--- Start Document excerpt ---

Contemporary Art Galleries in Singapore

A curated perspective on the gallery ecosystem shaping contemporary art in Singapore.

Much of the commercial gallery activity here belongs to galleries headquartered elsewhere, which makes Singapore less a producer of homegrown dealers than a regional anchor where Asian and Western galleries open outposts. The clearest evidence sits in Gillman Barracks, a cluster of former military blocks that concentrates the bulk of the city's serious commercial spaces and reads as the closest thing to a gallery district. A second pole has grown around the warehouse floors of Tanjong Pagar Distripark, where high ceilings and large footprints suit ambitious installation and sculpture, and where Gajah Gallery has built a sustained program around Indonesian and Southeast Asian practice. Between these poles, the galleries that carry weight are those running curatorial rather than purely transactional programs, treating the local collector base and the January fair calendar as a way into the broader Southeast Asian field. The character that emerges rests on infrastructure and positioning more than on a crowded independent or experimental scene.

Explore Singapore

A local guide to Singapore, with links to its galleries, institutions, and wider Singapore art context.

Gallery Districts in Singapore

Key areas where contemporary art galleries are concentrated across the city.

Gallery space concentrates in two purpose-built sites the state helped engineer rather than in any organically grown art quarter. The larger sits west at Gillman Barracks, low-rise colonial military blocks handed to international and regional commercial galleries, where greenery and verandas slow the walk between rooms and the tenants skew toward established programs with global reach. A harder-edged counterpart runs out of Tanjong Pagar Distripark, a working port warehouse near the southern waterfront whose high ceilings suit large-format painting, sculpture and installation, shared by a few ambitious galleries and relocated museum programming.

--- End Document excerpt ---
--- Start Record set ---

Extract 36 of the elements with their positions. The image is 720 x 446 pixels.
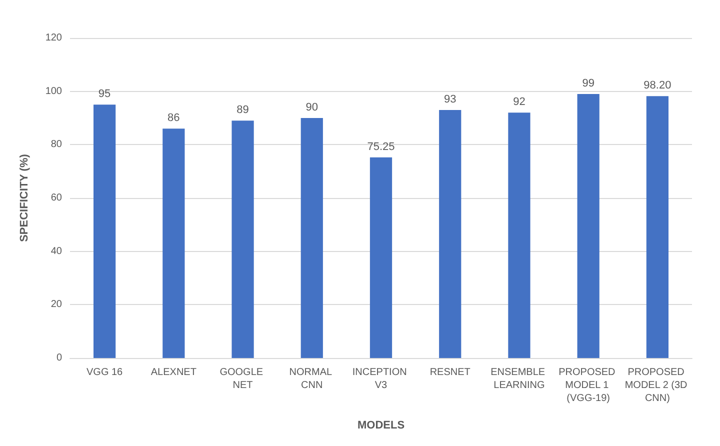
bar xyxy=(162,128,185,358)
y-tick-label: 0 xyxy=(56,352,62,364)
x-axis-title: MODELS xyxy=(357,420,405,432)
data-label: 99 xyxy=(582,78,594,90)
y-tick-label: 60 xyxy=(50,192,62,204)
x-tick-label: PROPOSED MODEL 2 (3D CNN) xyxy=(624,367,690,404)
y-tick-label: 20 xyxy=(50,299,62,310)
data-label: 75.25 xyxy=(367,140,395,153)
data-label: 93 xyxy=(444,94,456,106)
bar xyxy=(577,94,600,358)
data-label: 90 xyxy=(306,102,318,114)
x-tick-label: NORMAL CNN xyxy=(289,367,334,391)
bar xyxy=(646,96,668,358)
data-label: 95 xyxy=(98,88,111,100)
y-tick-label: 100 xyxy=(45,86,62,97)
bar xyxy=(300,118,323,358)
bar xyxy=(370,157,392,358)
x-tick-label: ENSEMBLE LEARNING xyxy=(490,367,548,391)
data-label: 89 xyxy=(236,104,249,116)
x-tick-label: RESNET xyxy=(430,367,470,378)
y-tick-label: 80 xyxy=(50,139,62,150)
bar xyxy=(508,112,530,358)
data-label: 98.20 xyxy=(644,80,672,92)
x-tick-label: INCEPTION V3 xyxy=(352,367,410,391)
y-tick-label: 120 xyxy=(45,32,62,44)
x-tick-label: ALEXNET xyxy=(150,367,196,378)
bar xyxy=(94,104,116,358)
data-label: 86 xyxy=(168,112,180,124)
bar xyxy=(439,110,462,358)
x-tick-label: VGG 16 xyxy=(86,367,124,378)
data-label: 92 xyxy=(513,96,526,108)
y-axis-title: SPECIFICITY (%) xyxy=(18,154,30,242)
x-tick-label: GOOGLE NET xyxy=(220,367,266,391)
x-tick-label: PROPOSED MODEL 1 (VGG-19) xyxy=(558,367,618,404)
y-tick-label: 40 xyxy=(50,246,62,257)
bar xyxy=(232,120,254,358)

--- End Record set ---

The tasks >>
**1)** Summarize the overview of Singapore's contemporary art galleries in two sentences.
**2)** Continue the overview of Singapore's contemporary art galleries from the point where it stops.

Exercise responses >>
**1)** Singapore's commercial gallery activity is dominated by galleries headquartered elsewhere, so the city works less as a producer of homegrown dealers than as a regional anchor where Asian and Western galleries open outposts. That activity concentrates in two state-assisted sites: Gillman Barracks, former colonial military blocks holding most of the city's serious commercial spaces, and Tanjong Pagar Distripark, port warehouses whose high ceilings suit large-format painting, sculpture and installation.

**2)**
Beyond these anchors the distribution loosens into a scatter. Smaller, more independent operations occupy conservation shophouses across older districts, from Kampong Gelam to the River Valley stretch and the Art Deco streets of Tiong Bahru, with a few rooms persisting in the heritage barracks of Dempsey Hill. These spaces back emerging and local practice, run project-based or research-led programs, and work at a domestic scale the engineered precincts avoid, leaving the city with a gallery map divided between concentrated, market-facing hubs and a thinner spread of experimental activity threaded through preserved urban fabric.

This is a curated selection. Explore the full network of contemporary art venues on the map.

This Singapore guide is part of the 1 Cubic Meter global contemporary art mapping project, which documents galleries, institutions, foundations, and independent art spaces through curated city-specific research.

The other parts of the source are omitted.